» **Short exercise**
Go through the records below line by line, counting those that contain the word "jsou"; answer with the count only.
--- START OF Given data ---
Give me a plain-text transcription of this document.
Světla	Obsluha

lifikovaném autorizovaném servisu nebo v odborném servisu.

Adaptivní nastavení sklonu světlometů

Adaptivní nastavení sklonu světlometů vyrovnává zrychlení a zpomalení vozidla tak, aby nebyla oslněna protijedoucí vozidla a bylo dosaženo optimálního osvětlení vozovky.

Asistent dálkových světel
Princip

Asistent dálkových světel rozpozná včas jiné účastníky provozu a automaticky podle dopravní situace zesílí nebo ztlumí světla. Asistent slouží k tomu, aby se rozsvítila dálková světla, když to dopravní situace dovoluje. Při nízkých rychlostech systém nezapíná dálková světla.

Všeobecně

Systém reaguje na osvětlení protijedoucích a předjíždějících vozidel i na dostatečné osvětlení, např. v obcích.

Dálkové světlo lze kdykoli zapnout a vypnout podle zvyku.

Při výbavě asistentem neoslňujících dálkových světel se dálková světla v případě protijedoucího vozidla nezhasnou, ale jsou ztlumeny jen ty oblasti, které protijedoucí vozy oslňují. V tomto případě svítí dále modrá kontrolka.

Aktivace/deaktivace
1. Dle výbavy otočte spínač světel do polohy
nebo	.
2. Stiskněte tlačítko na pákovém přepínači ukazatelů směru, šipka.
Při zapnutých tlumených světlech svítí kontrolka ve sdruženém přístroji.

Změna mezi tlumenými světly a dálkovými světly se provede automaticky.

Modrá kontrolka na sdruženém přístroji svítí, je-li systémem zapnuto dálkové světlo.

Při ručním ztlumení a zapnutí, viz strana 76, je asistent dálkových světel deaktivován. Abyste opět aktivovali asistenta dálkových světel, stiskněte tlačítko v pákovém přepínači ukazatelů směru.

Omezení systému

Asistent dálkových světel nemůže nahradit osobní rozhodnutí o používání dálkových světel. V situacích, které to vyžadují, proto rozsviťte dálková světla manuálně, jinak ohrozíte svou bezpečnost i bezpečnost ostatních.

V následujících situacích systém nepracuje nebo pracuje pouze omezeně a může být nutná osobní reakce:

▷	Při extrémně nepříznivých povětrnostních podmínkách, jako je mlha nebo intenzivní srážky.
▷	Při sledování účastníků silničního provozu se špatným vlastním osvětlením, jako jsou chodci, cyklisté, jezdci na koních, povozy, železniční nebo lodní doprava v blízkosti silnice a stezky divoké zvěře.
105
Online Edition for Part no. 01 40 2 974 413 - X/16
--- END OF Given data ---
» **Task solution**
2